WHAT IS REQUIRED: Present each line of the entries below that holds the word "海底两万里".

(Data records)
§ §

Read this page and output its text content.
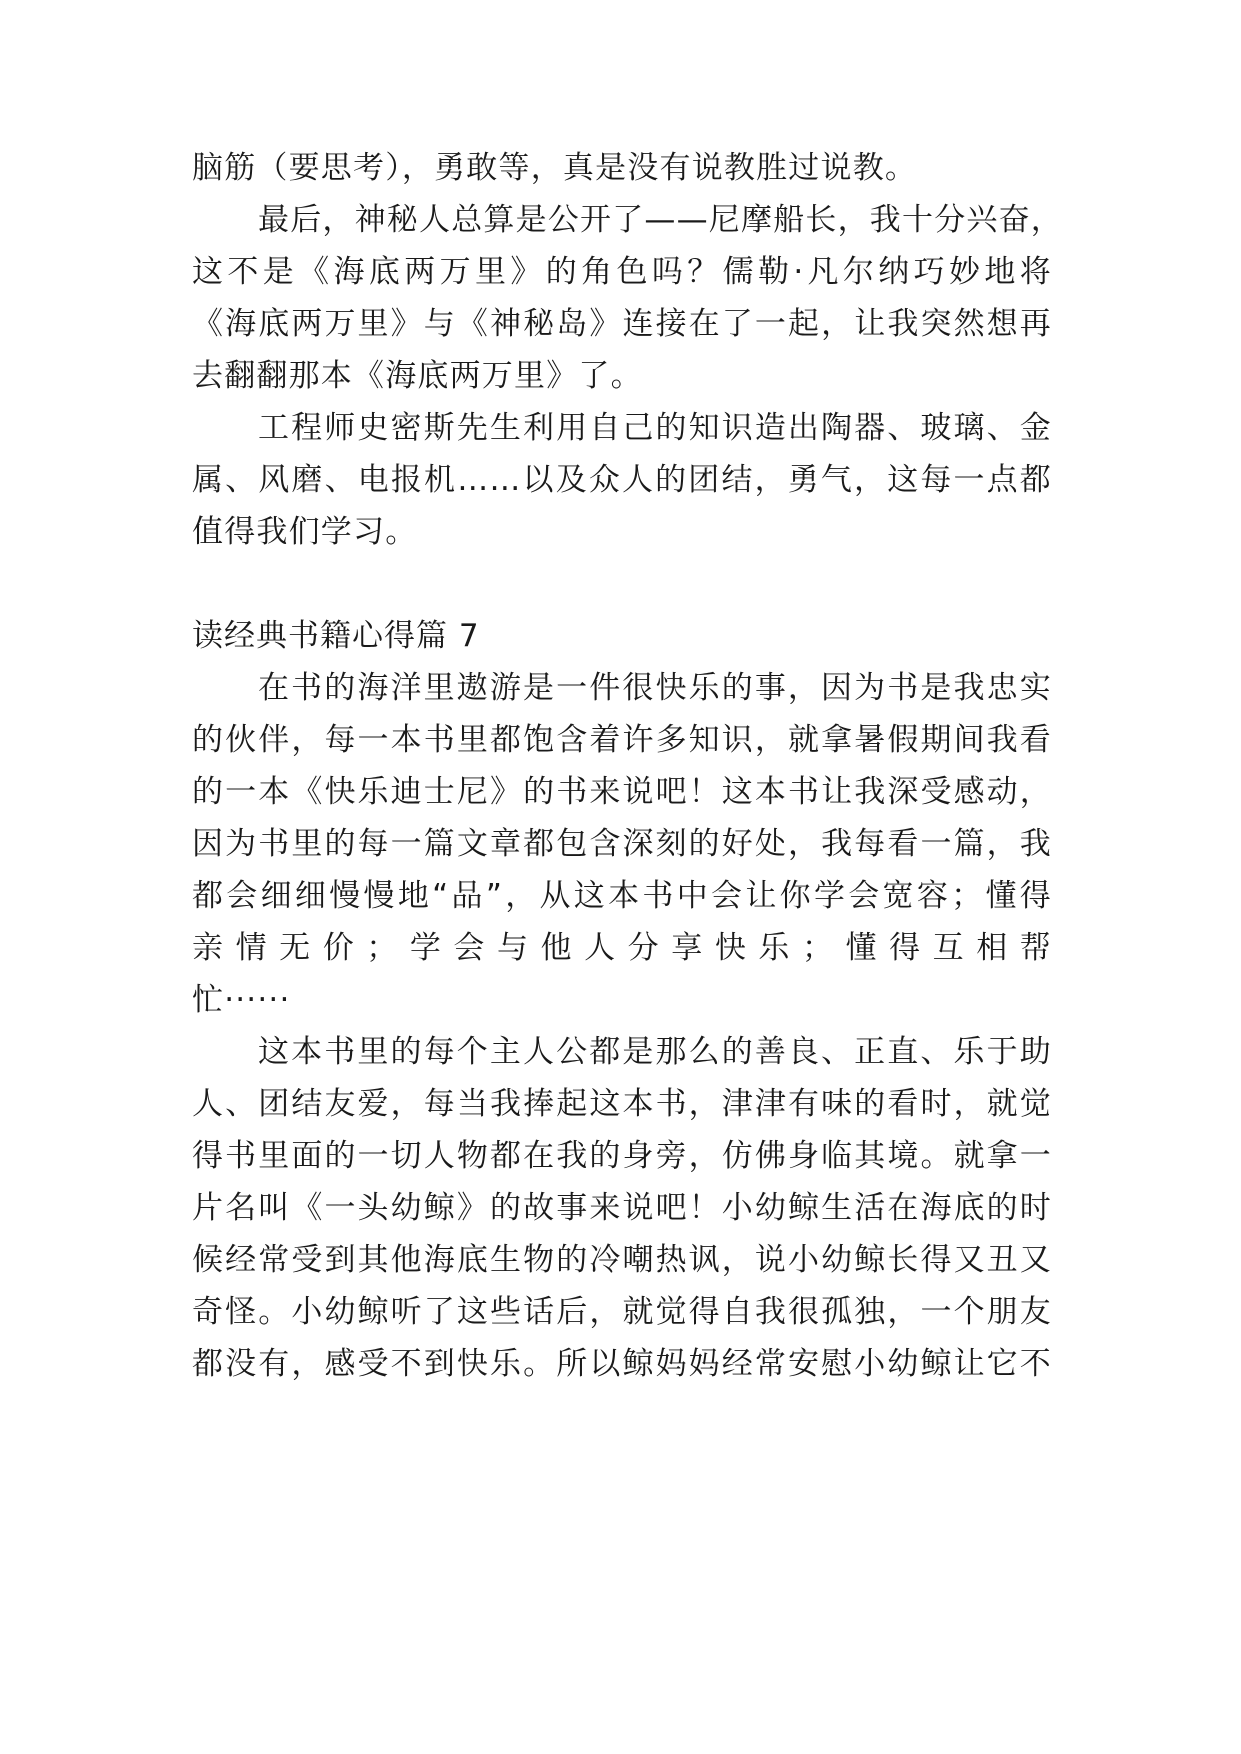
脑筋（要思考），勇敢等，真是没有说教胜过说教。
最后，神秘人总算是公开了——尼摩船长，我十分兴奋，
这不是《海底两万里》的角色吗？儒勒·凡尔纳巧妙地将
《海底两万里》与《神秘岛》连接在了一起，让我突然想再
去翻翻那本《海底两万里》了。
工程师史密斯先生利用自己的知识造出陶器、玻璃、金
属、风磨、电报机……以及众人的团结，勇气，这每一点都
值得我们学习。
读经典书籍心得篇 7
在书的海洋里遨游是一件很快乐的事，因为书是我忠实
的伙伴，每一本书里都饱含着许多知识，就拿暑假期间我看
的一本《快乐迪士尼》的书来说吧！这本书让我深受感动，
因为书里的每一篇文章都包含深刻的好处，我每看一篇，我
都会细细慢慢地“品”，从这本书中会让你学会宽容；懂得
亲情无价；学会与他人分享快乐；懂得互相帮
忙······
这本书里的每个主人公都是那么的善良、正直、乐于助
人、团结友爱，每当我捧起这本书，津津有味的看时，就觉
得书里面的一切人物都在我的身旁，仿佛身临其境。就拿一
片名叫《一头幼鲸》的故事来说吧！小幼鲸生活在海底的时
候经常受到其他海底生物的冷嘲热讽，说小幼鲸长得又丑又
奇怪。小幼鲸听了这些话后，就觉得自我很孤独，一个朋友
都没有，感受不到快乐。所以鲸妈妈经常安慰小幼鲸让它不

§ §

WORKED SOLUTION:
这不是《海底两万里》的角色吗？儒勒·凡尔纳巧妙地将
《海底两万里》与《神秘岛》连接在了一起，让我突然想再
去翻翻那本《海底两万里》了。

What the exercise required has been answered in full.